PROBLEM REQUIREMENTS: Where a line in the listing contains the string "секция", copy that line out.

## START TASK INPUT

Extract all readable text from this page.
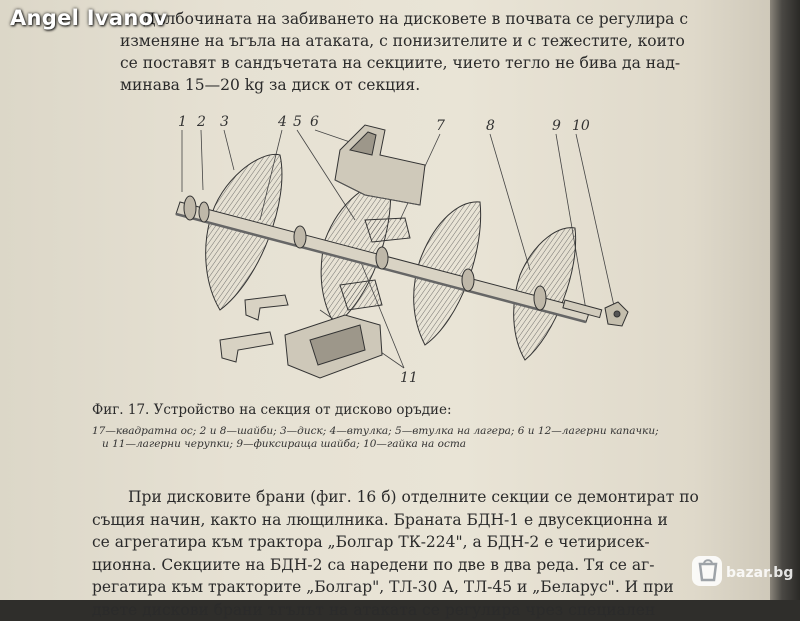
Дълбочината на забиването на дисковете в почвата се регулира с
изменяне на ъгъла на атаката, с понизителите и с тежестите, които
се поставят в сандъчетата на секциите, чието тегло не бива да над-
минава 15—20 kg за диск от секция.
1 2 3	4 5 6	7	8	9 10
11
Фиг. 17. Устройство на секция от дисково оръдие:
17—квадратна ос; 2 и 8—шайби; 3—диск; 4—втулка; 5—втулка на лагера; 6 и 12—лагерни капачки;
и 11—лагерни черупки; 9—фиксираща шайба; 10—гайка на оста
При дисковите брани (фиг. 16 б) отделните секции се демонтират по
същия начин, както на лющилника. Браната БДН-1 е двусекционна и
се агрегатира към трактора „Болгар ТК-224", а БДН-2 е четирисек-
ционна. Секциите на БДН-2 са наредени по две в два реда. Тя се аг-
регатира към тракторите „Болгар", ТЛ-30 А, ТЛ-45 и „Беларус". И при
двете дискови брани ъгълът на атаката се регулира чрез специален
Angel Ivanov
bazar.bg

## END TASK INPUT
## START TASK INPUT

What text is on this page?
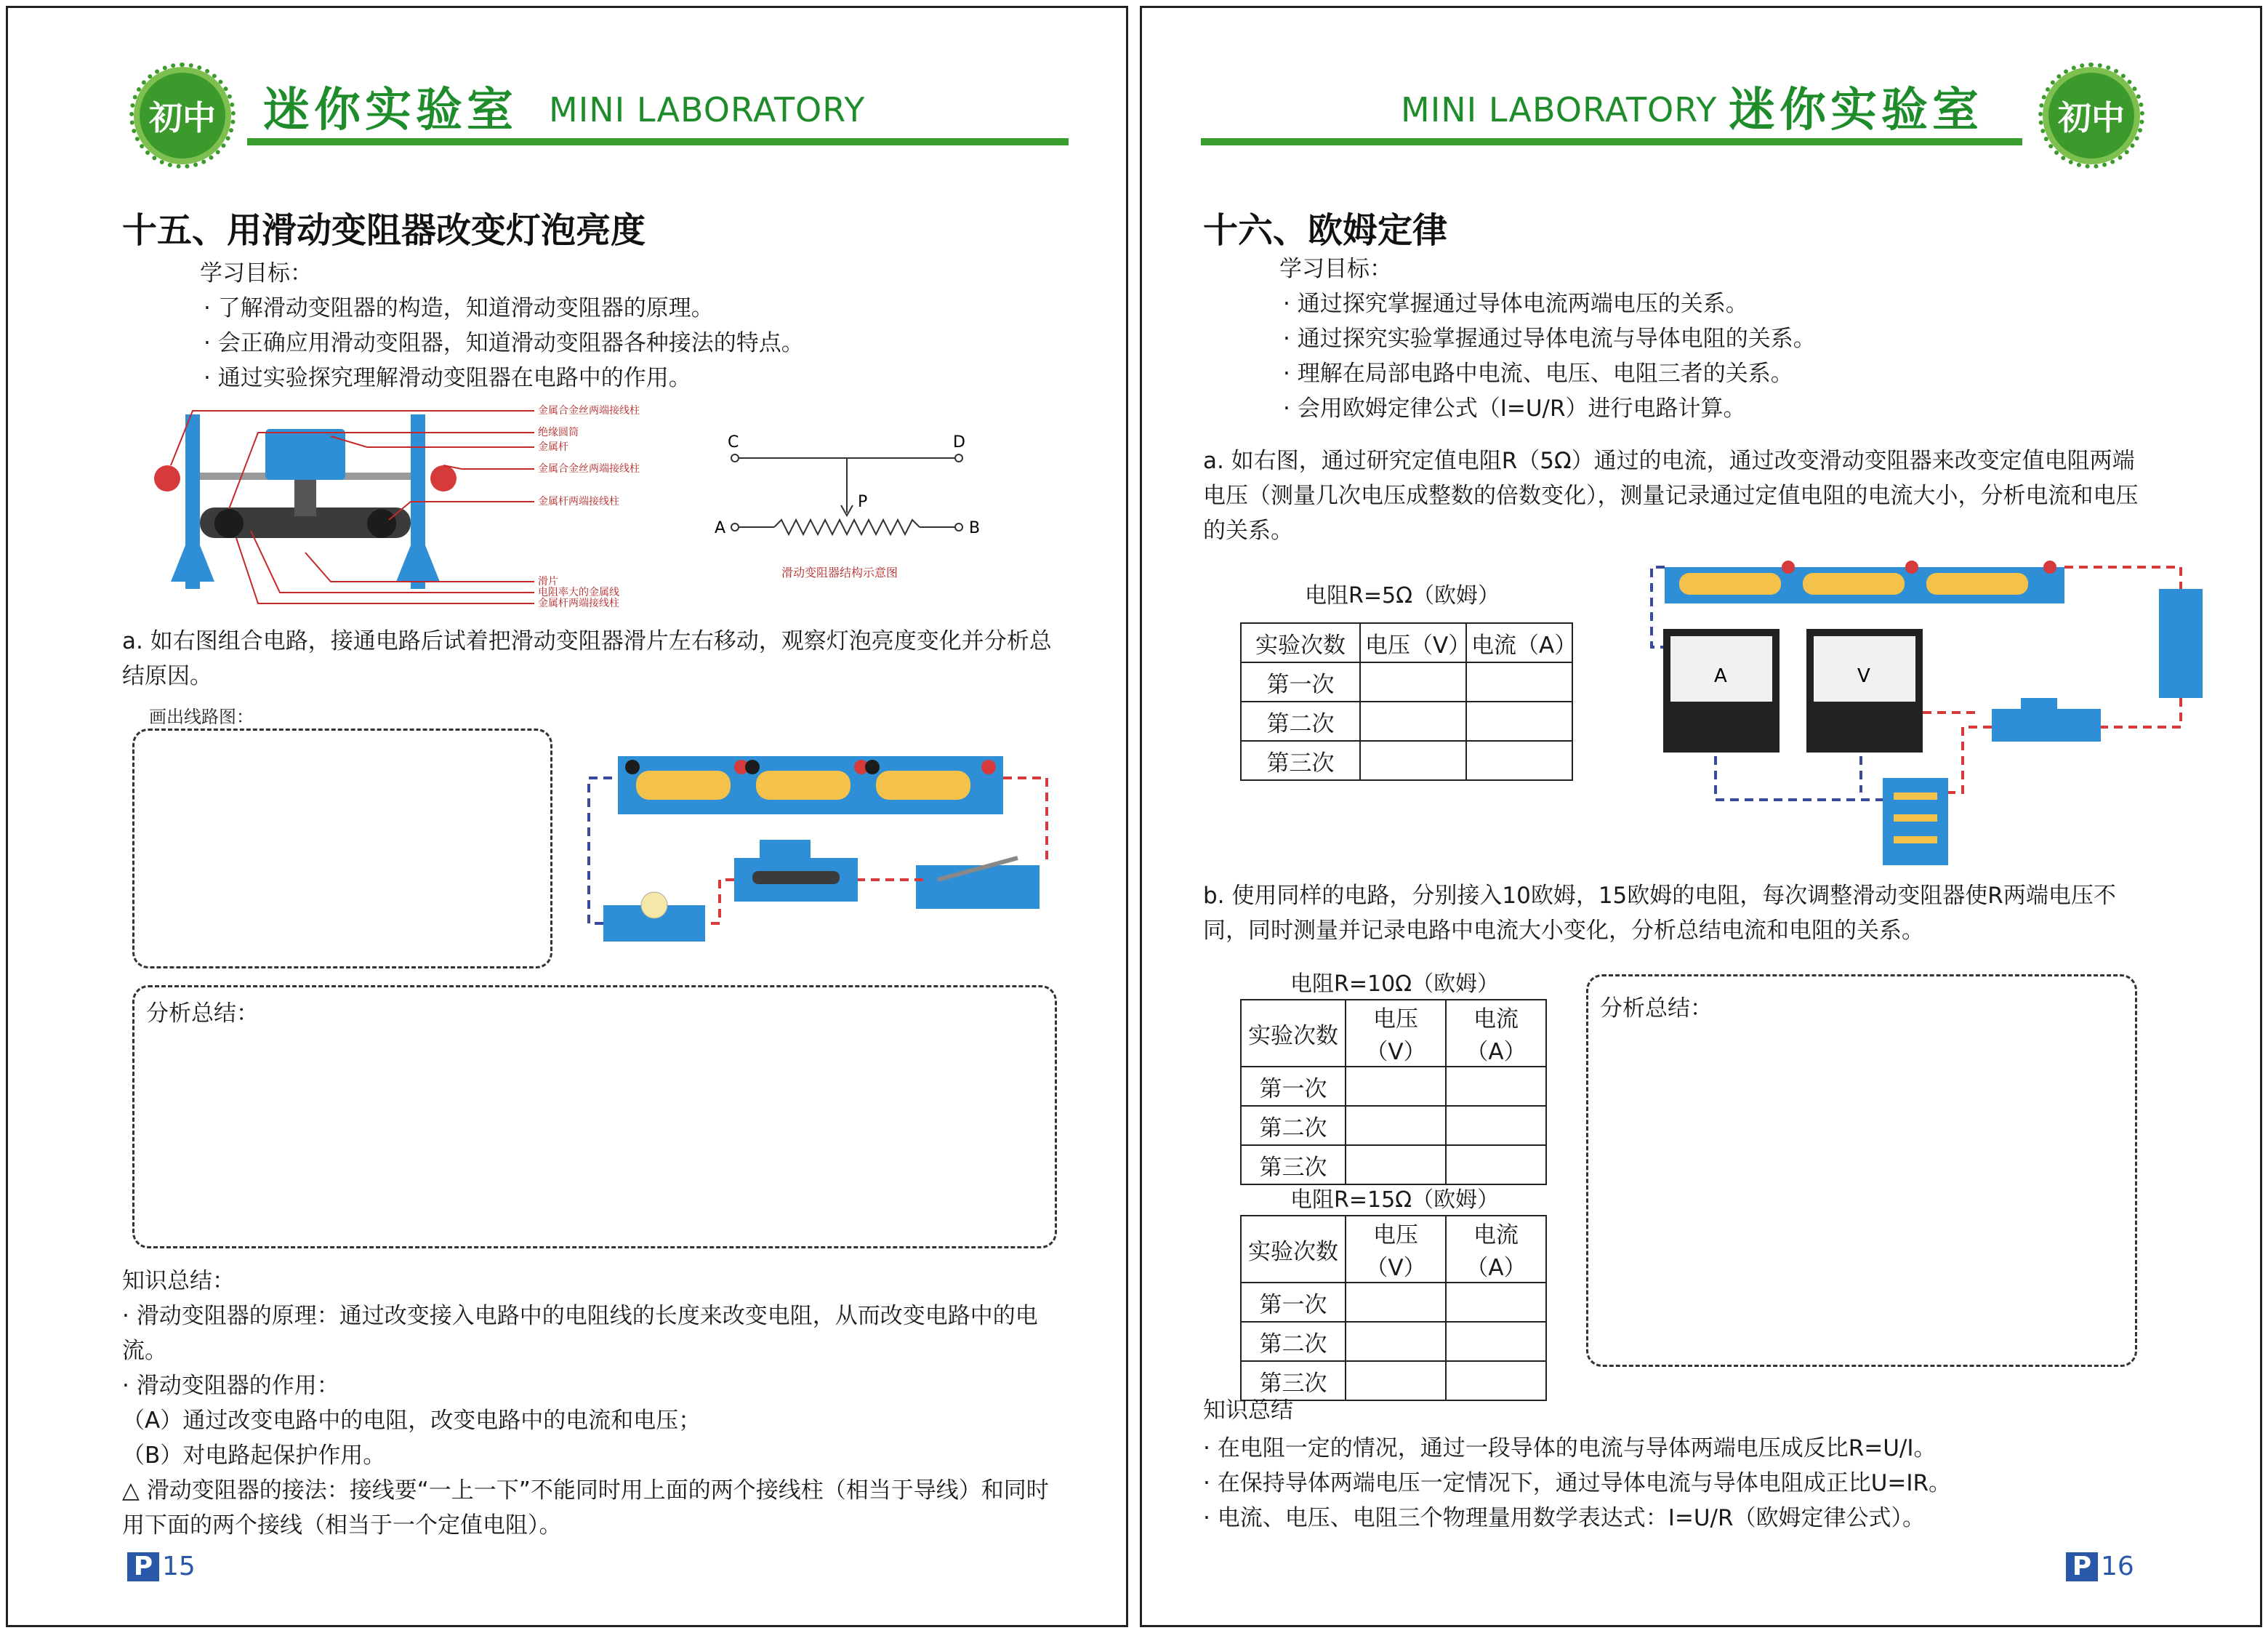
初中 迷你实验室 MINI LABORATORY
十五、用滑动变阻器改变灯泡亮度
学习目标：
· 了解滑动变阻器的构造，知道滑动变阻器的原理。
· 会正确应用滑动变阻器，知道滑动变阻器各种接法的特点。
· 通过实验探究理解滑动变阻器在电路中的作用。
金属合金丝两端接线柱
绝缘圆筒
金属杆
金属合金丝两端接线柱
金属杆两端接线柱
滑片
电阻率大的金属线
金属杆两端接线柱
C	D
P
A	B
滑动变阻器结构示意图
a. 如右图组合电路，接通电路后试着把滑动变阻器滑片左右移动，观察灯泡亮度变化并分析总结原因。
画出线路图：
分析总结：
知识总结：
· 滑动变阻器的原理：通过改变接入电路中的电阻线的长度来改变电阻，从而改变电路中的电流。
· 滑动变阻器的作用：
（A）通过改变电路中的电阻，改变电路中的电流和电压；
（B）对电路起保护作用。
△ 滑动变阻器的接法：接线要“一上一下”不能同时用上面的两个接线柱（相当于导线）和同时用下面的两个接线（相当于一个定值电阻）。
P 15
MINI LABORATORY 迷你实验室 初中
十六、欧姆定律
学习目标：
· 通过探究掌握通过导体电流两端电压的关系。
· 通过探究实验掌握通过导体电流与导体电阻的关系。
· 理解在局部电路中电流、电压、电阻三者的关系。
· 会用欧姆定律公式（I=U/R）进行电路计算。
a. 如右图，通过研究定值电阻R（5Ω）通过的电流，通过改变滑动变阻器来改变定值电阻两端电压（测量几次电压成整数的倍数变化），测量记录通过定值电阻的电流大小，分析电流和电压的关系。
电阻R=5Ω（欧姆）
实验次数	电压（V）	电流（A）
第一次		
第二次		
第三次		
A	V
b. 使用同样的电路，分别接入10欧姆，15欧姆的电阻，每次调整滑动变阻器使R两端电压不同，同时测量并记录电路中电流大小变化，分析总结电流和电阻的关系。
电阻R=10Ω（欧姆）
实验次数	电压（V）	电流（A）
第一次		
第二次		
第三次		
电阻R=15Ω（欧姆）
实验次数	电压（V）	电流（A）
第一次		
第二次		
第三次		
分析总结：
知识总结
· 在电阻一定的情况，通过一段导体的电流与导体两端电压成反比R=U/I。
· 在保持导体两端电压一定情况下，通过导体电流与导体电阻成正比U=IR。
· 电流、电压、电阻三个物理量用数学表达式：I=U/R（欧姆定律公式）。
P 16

## END TASK INPUT
## START TASK INPUT

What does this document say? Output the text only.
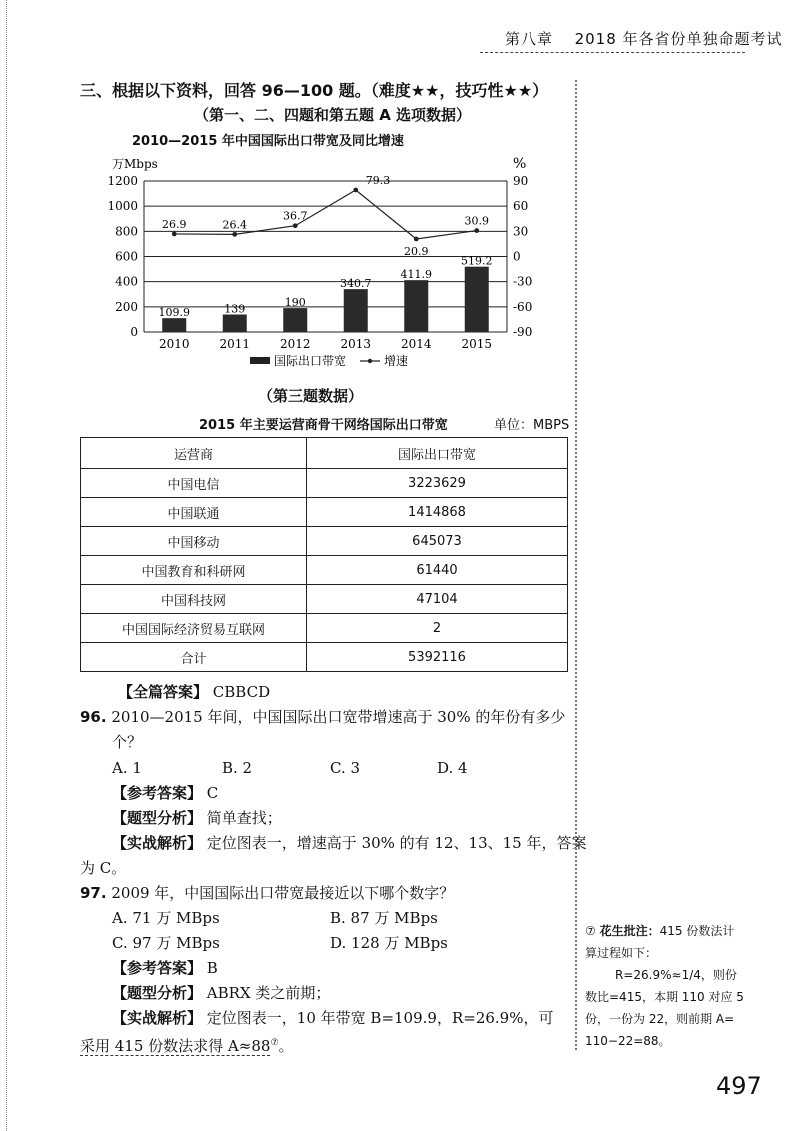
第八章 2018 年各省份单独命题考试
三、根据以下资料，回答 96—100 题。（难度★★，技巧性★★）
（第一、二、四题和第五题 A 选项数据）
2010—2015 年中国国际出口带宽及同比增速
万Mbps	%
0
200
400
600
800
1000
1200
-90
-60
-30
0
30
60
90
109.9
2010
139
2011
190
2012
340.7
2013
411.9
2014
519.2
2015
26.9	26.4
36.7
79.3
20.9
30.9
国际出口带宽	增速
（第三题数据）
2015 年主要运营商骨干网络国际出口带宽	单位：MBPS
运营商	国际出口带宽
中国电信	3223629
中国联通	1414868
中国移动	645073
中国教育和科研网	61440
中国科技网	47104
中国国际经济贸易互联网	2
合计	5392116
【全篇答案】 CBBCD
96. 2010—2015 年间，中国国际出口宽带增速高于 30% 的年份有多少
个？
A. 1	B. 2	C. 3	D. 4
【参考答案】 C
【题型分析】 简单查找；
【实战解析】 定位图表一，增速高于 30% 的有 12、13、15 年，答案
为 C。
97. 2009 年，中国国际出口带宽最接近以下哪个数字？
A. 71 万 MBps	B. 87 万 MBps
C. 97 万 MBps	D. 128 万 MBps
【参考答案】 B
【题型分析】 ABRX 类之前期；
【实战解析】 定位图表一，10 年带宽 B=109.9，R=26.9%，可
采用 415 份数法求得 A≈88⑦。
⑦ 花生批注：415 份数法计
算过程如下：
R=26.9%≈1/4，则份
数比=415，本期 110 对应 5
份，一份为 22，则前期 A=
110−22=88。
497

## END TASK INPUT

REPLY:
минава 15—20 kg за диск от секция.
Фиг. 17. Устройство на секция от дисково оръдие:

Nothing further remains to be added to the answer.